Give the listing again exactly, omitting its images.

########

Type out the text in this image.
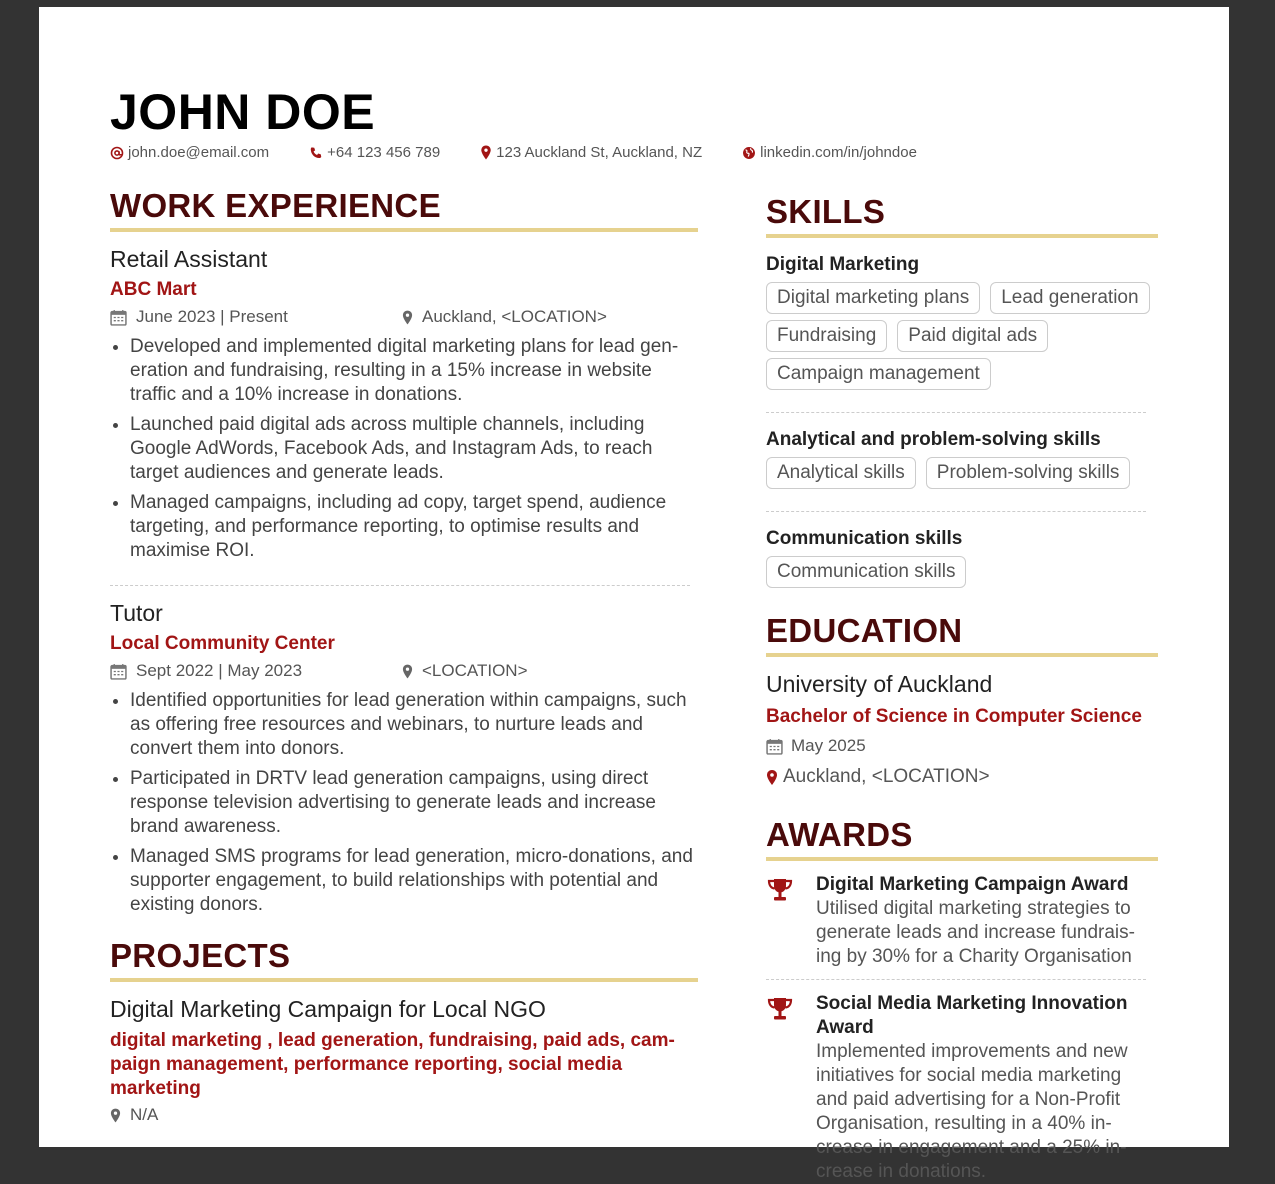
JOHN DOE
john.doe@email.com	+64 123 456 789	123 Auckland St, Auckland, NZ	linkedin.com/in/johndoe
WORK EXPERIENCE
Retail Assistant
ABC Mart
June 2023 | Present	Auckland, <LOCATION>
• Developed and implemented digital marketing plans for lead generation and fundraising, resulting in a 15% increase in website traffic and a 10% increase in donations.
• Launched paid digital ads across multiple channels, including Google AdWords, Facebook Ads, and Instagram Ads, to reach target audiences and generate leads.
• Managed campaigns, including ad copy, target spend, audience targeting, and performance reporting, to optimise results and maximise ROI.
Tutor
Local Community Center
Sept 2022 | May 2023	<LOCATION>
• Identified opportunities for lead generation within campaigns, such as offering free resources and webinars, to nurture leads and convert them into donors.
• Participated in DRTV lead generation campaigns, using direct response television advertising to generate leads and increase brand awareness.
• Managed SMS programs for lead generation, micro-donations, and supporter engagement, to build relationships with potential and existing donors.
PROJECTS
Digital Marketing Campaign for Local NGO
digital marketing , lead generation, fundraising, paid ads, campaign management, performance reporting, social media marketing
N/A
SKILLS
Digital Marketing
Digital marketing plans	Lead generation
Fundraising	Paid digital ads
Campaign management
Analytical and problem-solving skills
Analytical skills	Problem-solving skills
Communication skills
Communication skills
EDUCATION
University of Auckland
Bachelor of Science in Computer Science
May 2025
Auckland, <LOCATION>
AWARDS
Digital Marketing Campaign Award
Utilised digital marketing strategies to generate leads and increase fundraising by 30% for a Charity Organisation
Social Media Marketing Innovation Award
Implemented improvements and new initiatives for social media marketing and paid advertising for a Non-Profit Organisation, resulting in a 40% increase in engagement and a 25% increase in donations.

########

## OUTPUT OF THE EXERCISE
Type out the text in this image.
JOHN DOE
john.doe@email.com	+64 123 456 789	123 Auckland St, Auckland, NZ	linkedin.com/in/johndoe
WORK EXPERIENCE
Retail Assistant
ABC Mart
June 2023 | Present	Auckland, <LOCATION>
• Developed and implemented digital marketing plans for lead generation and fundraising, resulting in a 15% increase in website traffic and a 10% increase in donations.
• Launched paid digital ads across multiple channels, including Google AdWords, Facebook Ads, and Instagram Ads, to reach target audiences and generate leads.
• Managed campaigns, including ad copy, target spend, audience targeting, and performance reporting, to optimise results and maximise ROI.
Tutor
Local Community Center
Sept 2022 | May 2023	<LOCATION>
• Identified opportunities for lead generation within campaigns, such as offering free resources and webinars, to nurture leads and convert them into donors.
• Participated in DRTV lead generation campaigns, using direct response television advertising to generate leads and increase brand awareness.
• Managed SMS programs for lead generation, micro-donations, and supporter engagement, to build relationships with potential and existing donors.
PROJECTS
Digital Marketing Campaign for Local NGO
digital marketing , lead generation, fundraising, paid ads, campaign management, performance reporting, social media marketing
N/A
SKILLS
Digital Marketing
Digital marketing plans	Lead generation
Fundraising	Paid digital ads
Campaign management
Analytical and problem-solving skills
Analytical skills	Problem-solving skills
Communication skills
Communication skills
EDUCATION
University of Auckland
Bachelor of Science in Computer Science
May 2025
Auckland, <LOCATION>
AWARDS
Digital Marketing Campaign Award
Utilised digital marketing strategies to generate leads and increase fundraising by 30% for a Charity Organisation
Social Media Marketing Innovation Award
Implemented improvements and new initiatives for social media marketing and paid advertising for a Non-Profit Organisation, resulting in a 40% increase in engagement and a 25% increase in donations.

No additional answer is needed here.